→ Challenge: Using the material below, copy every line where "structured" appears.
◆ ◆ ◆ ◆ ◆
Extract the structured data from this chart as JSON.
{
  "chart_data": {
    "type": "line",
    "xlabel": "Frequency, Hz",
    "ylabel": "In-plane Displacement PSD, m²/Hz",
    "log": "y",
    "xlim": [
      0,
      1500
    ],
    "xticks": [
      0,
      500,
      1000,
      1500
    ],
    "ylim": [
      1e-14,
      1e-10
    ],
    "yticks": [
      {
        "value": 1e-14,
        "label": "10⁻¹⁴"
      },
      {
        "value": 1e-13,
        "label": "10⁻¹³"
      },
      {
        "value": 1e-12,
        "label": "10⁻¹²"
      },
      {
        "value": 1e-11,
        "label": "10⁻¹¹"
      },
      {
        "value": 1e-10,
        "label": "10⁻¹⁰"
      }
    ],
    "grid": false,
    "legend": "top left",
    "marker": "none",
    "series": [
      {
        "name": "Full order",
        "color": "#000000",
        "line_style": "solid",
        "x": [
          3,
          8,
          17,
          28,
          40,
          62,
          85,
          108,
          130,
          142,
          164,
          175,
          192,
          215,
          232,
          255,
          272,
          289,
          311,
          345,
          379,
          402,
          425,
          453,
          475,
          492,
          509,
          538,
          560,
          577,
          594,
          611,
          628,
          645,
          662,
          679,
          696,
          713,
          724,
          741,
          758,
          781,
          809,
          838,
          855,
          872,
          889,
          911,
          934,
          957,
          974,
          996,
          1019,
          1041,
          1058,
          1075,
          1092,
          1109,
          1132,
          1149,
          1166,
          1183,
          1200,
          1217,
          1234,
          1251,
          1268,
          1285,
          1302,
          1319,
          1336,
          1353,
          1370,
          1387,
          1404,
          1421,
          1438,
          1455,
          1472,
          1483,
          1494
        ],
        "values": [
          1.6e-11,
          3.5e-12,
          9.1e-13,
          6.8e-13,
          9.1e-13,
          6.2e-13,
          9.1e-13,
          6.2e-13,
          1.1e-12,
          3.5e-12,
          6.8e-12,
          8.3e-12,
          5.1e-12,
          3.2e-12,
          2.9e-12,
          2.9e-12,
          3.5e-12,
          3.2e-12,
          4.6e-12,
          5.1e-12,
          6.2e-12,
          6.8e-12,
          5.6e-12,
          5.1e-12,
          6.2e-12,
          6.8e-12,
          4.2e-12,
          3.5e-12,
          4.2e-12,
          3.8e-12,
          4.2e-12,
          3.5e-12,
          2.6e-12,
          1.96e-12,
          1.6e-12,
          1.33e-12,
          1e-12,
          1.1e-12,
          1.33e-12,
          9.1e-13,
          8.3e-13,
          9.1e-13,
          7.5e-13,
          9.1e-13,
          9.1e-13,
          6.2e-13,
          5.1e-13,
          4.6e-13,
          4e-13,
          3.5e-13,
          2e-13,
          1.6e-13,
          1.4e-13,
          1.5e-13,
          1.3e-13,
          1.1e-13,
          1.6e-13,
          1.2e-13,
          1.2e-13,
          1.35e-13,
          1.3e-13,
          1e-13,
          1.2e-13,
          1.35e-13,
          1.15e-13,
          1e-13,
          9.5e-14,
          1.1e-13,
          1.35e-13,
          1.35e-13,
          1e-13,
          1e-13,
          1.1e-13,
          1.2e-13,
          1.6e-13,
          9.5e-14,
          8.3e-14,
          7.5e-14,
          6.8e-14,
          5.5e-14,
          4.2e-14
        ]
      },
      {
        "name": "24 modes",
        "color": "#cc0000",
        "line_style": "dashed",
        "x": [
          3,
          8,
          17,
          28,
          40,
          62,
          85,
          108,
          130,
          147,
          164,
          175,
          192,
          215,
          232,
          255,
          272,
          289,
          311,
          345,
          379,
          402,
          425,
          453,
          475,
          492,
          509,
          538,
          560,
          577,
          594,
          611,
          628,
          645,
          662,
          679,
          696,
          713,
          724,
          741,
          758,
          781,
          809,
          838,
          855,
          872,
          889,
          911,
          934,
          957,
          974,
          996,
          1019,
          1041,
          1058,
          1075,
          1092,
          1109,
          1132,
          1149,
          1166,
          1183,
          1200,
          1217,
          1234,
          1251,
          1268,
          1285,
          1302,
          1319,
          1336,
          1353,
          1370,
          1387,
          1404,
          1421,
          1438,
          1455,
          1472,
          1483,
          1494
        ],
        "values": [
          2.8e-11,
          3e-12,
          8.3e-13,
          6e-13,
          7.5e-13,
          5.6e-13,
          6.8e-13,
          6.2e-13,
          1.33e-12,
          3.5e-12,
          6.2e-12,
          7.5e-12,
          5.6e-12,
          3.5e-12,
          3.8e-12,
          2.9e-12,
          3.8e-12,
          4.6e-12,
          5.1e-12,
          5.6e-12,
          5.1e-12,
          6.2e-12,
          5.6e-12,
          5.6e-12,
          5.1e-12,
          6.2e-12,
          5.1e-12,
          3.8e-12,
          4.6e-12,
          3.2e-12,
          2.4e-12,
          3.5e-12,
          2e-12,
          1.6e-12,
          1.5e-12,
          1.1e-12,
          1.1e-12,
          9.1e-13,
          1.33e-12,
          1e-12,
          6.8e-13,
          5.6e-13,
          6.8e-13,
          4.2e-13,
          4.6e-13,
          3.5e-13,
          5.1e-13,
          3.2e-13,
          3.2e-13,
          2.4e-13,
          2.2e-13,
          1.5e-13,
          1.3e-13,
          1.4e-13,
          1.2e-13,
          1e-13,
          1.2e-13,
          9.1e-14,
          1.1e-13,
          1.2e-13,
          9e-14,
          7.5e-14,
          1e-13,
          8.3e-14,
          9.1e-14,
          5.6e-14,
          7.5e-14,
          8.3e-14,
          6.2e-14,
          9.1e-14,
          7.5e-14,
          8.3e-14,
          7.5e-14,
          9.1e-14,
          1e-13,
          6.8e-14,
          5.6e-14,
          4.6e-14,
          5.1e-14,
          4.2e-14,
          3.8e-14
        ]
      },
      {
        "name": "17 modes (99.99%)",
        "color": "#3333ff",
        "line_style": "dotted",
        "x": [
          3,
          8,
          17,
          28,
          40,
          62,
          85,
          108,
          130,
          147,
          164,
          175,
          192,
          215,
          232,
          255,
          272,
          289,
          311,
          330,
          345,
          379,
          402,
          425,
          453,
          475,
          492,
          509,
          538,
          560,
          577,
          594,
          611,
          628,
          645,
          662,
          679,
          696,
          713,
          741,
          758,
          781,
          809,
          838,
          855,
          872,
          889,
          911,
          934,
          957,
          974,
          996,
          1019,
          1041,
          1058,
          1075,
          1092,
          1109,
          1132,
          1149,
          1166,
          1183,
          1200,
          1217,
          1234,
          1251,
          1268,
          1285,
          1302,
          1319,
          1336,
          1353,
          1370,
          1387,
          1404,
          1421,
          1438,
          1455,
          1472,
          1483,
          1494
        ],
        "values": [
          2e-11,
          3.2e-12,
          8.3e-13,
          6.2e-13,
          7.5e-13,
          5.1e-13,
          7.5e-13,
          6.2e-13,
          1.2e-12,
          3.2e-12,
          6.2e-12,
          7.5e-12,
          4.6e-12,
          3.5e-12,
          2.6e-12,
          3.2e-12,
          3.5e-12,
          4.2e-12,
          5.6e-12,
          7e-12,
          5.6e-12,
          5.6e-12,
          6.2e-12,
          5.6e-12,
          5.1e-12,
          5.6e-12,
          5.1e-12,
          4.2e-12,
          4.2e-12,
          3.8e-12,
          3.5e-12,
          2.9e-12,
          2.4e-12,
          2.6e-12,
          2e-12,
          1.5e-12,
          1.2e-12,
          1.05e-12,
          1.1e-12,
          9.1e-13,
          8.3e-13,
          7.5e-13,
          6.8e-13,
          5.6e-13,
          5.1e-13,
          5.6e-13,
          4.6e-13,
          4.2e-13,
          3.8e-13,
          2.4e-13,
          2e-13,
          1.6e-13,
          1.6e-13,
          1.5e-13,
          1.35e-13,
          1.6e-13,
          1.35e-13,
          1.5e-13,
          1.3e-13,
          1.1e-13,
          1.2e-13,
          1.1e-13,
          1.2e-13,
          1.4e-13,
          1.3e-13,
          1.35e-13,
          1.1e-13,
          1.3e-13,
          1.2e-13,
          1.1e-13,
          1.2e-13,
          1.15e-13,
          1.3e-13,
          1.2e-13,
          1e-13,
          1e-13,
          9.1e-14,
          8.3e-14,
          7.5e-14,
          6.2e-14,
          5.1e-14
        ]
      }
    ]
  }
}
◆ ◆ ◆ ◆ ◆
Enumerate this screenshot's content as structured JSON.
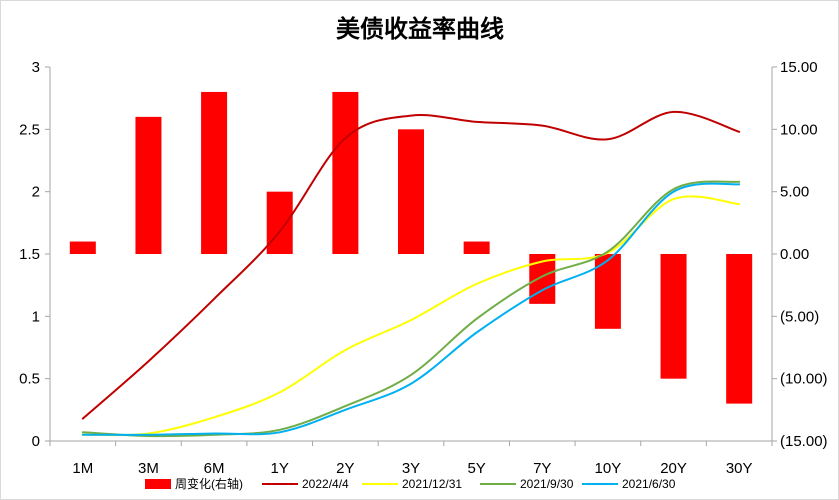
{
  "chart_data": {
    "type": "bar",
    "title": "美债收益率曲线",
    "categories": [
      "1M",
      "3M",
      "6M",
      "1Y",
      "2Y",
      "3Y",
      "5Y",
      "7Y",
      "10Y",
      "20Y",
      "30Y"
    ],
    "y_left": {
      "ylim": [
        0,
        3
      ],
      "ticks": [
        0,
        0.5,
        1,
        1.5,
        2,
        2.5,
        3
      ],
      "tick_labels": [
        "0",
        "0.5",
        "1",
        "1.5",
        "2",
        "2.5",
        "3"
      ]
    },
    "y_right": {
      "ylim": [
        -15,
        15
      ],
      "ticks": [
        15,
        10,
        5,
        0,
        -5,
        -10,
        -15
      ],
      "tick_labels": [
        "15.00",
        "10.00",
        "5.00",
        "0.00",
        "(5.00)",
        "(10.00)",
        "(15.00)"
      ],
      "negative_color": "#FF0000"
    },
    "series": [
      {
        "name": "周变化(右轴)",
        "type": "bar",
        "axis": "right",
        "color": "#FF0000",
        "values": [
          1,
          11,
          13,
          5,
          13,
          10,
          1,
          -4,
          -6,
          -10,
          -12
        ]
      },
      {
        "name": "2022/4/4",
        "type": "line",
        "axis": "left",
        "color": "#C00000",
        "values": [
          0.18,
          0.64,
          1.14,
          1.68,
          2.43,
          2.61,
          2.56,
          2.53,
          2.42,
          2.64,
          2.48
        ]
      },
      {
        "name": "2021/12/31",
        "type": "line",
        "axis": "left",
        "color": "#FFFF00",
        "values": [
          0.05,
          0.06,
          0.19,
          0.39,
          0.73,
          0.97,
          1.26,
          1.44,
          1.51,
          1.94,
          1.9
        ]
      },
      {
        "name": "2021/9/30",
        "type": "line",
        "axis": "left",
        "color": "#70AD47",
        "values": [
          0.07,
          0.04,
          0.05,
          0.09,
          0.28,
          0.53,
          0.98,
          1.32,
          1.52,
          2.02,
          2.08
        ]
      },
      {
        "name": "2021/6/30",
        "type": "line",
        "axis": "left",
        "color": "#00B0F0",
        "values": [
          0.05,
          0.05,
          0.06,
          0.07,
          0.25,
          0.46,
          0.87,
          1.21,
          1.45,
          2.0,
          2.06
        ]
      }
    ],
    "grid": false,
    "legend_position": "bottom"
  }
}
◆ ◆ ◆ ◆ ◆
→ Exercise output:
Extract the structured data from this chart as JSON.
Enumerate this screenshot's content as structured JSON.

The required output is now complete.